[Stored records]
──────────
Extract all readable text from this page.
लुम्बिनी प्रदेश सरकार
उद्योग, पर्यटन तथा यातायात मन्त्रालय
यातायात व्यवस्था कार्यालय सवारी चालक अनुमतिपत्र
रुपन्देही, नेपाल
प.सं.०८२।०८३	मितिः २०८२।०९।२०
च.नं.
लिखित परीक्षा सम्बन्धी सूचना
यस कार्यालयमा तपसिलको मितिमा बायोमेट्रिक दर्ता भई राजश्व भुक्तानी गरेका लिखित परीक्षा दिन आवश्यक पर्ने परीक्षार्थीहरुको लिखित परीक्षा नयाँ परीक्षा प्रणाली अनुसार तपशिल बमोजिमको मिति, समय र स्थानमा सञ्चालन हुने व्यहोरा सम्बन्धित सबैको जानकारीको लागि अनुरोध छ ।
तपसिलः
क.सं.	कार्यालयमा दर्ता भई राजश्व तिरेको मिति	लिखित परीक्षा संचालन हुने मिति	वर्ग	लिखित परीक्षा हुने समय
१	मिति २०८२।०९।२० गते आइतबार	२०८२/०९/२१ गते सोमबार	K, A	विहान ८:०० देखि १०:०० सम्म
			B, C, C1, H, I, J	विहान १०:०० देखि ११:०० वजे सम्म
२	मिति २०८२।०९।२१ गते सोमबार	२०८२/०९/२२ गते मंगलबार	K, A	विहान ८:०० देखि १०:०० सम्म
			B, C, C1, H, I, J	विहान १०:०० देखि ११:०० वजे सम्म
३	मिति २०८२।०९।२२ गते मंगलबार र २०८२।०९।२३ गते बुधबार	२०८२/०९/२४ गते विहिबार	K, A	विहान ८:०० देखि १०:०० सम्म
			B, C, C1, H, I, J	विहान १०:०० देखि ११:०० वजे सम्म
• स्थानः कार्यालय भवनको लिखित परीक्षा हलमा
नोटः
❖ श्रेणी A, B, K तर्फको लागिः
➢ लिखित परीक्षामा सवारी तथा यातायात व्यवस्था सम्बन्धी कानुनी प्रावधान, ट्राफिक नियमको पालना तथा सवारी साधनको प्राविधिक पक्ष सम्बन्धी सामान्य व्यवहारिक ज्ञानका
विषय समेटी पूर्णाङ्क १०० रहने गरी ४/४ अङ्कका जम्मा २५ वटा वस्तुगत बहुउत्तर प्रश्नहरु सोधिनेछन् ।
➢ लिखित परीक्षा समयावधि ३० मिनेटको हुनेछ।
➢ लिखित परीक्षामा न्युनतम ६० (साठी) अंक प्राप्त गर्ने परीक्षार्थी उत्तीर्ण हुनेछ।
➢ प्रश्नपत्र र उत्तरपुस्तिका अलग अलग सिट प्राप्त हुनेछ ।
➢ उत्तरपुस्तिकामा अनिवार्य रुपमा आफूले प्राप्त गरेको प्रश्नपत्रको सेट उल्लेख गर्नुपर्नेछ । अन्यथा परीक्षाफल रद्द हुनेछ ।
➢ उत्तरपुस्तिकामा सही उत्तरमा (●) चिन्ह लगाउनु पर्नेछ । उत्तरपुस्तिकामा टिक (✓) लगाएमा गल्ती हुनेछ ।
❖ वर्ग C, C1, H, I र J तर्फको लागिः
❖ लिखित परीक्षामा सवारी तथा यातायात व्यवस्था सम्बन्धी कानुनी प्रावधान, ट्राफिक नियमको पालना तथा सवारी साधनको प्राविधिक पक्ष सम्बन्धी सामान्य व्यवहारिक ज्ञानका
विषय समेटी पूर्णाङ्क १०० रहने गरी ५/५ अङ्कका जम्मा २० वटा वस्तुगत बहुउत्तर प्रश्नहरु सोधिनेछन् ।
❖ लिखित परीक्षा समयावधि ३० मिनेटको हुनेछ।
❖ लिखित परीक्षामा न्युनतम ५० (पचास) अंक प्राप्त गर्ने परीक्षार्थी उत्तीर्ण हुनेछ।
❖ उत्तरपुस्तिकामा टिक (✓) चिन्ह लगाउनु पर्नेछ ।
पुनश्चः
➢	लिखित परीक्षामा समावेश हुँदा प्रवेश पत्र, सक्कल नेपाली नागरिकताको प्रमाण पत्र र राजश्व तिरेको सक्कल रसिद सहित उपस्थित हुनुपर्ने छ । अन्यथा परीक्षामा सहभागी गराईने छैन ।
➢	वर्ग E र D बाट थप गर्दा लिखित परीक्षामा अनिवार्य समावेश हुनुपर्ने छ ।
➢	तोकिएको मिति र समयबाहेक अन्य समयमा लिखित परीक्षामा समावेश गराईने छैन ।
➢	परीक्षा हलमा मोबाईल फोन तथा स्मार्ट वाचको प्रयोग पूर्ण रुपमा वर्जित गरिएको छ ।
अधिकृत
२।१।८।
──────────
__SET TASK__.
Every entry must be retyped in full, exactly as given.

__WRITTEN RESPONSE__.
Extract all readable text from this page.
लुम्बिनी प्रदेश सरकार
उद्योग, पर्यटन तथा यातायात मन्त्रालय
यातायात व्यवस्था कार्यालय सवारी चालक अनुमतिपत्र
रुपन्देही, नेपाल
प.सं.०८२।०८३	मितिः २०८२।०९।२०
च.नं.
लिखित परीक्षा सम्बन्धी सूचना
यस कार्यालयमा तपसिलको मितिमा बायोमेट्रिक दर्ता भई राजश्व भुक्तानी गरेका लिखित परीक्षा दिन आवश्यक पर्ने परीक्षार्थीहरुको लिखित परीक्षा नयाँ परीक्षा प्रणाली अनुसार तपशिल बमोजिमको मिति, समय र स्थानमा सञ्चालन हुने व्यहोरा सम्बन्धित सबैको जानकारीको लागि अनुरोध छ ।
तपसिलः
क.सं.	कार्यालयमा दर्ता भई राजश्व तिरेको मिति	लिखित परीक्षा संचालन हुने मिति	वर्ग	लिखित परीक्षा हुने समय
१	मिति २०८२।०९।२० गते आइतबार	२०८२/०९/२१ गते सोमबार	K, A	विहान ८:०० देखि १०:०० सम्म
			B, C, C1, H, I, J	विहान १०:०० देखि ११:०० वजे सम्म
२	मिति २०८२।०९।२१ गते सोमबार	२०८२/०९/२२ गते मंगलबार	K, A	विहान ८:०० देखि १०:०० सम्म
			B, C, C1, H, I, J	विहान १०:०० देखि ११:०० वजे सम्म
३	मिति २०८२।०९।२२ गते मंगलबार र २०८२।०९।२३ गते बुधबार	२०८२/०९/२४ गते विहिबार	K, A	विहान ८:०० देखि १०:०० सम्म
			B, C, C1, H, I, J	विहान १०:०० देखि ११:०० वजे सम्म
• स्थानः कार्यालय भवनको लिखित परीक्षा हलमा
नोटः
❖ श्रेणी A, B, K तर्फको लागिः
➢ लिखित परीक्षामा सवारी तथा यातायात व्यवस्था सम्बन्धी कानुनी प्रावधान, ट्राफिक नियमको पालना तथा सवारी साधनको प्राविधिक पक्ष सम्बन्धी सामान्य व्यवहारिक ज्ञानका
विषय समेटी पूर्णाङ्क १०० रहने गरी ४/४ अङ्कका जम्मा २५ वटा वस्तुगत बहुउत्तर प्रश्नहरु सोधिनेछन् ।
➢ लिखित परीक्षा समयावधि ३० मिनेटको हुनेछ।
➢ लिखित परीक्षामा न्युनतम ६० (साठी) अंक प्राप्त गर्ने परीक्षार्थी उत्तीर्ण हुनेछ।
➢ प्रश्नपत्र र उत्तरपुस्तिका अलग अलग सिट प्राप्त हुनेछ ।
➢ उत्तरपुस्तिकामा अनिवार्य रुपमा आफूले प्राप्त गरेको प्रश्नपत्रको सेट उल्लेख गर्नुपर्नेछ । अन्यथा परीक्षाफल रद्द हुनेछ ।
➢ उत्तरपुस्तिकामा सही उत्तरमा (●) चिन्ह लगाउनु पर्नेछ । उत्तरपुस्तिकामा टिक (✓) लगाएमा गल्ती हुनेछ ।
❖ वर्ग C, C1, H, I र J तर्फको लागिः
❖ लिखित परीक्षामा सवारी तथा यातायात व्यवस्था सम्बन्धी कानुनी प्रावधान, ट्राफिक नियमको पालना तथा सवारी साधनको प्राविधिक पक्ष सम्बन्धी सामान्य व्यवहारिक ज्ञानका
विषय समेटी पूर्णाङ्क १०० रहने गरी ५/५ अङ्कका जम्मा २० वटा वस्तुगत बहुउत्तर प्रश्नहरु सोधिनेछन् ।
❖ लिखित परीक्षा समयावधि ३० मिनेटको हुनेछ।
❖ लिखित परीक्षामा न्युनतम ५० (पचास) अंक प्राप्त गर्ने परीक्षार्थी उत्तीर्ण हुनेछ।
❖ उत्तरपुस्तिकामा टिक (✓) चिन्ह लगाउनु पर्नेछ ।
पुनश्चः
➢	लिखित परीक्षामा समावेश हुँदा प्रवेश पत्र, सक्कल नेपाली नागरिकताको प्रमाण पत्र र राजश्व तिरेको सक्कल रसिद सहित उपस्थित हुनुपर्ने छ । अन्यथा परीक्षामा सहभागी गराईने छैन ।
➢	वर्ग E र D बाट थप गर्दा लिखित परीक्षामा अनिवार्य समावेश हुनुपर्ने छ ।
➢	तोकिएको मिति र समयबाहेक अन्य समयमा लिखित परीक्षामा समावेश गराईने छैन ।
➢	परीक्षा हलमा मोबाईल फोन तथा स्मार्ट वाचको प्रयोग पूर्ण रुपमा वर्जित गरिएको छ ।
अधिकृत
२।१।८।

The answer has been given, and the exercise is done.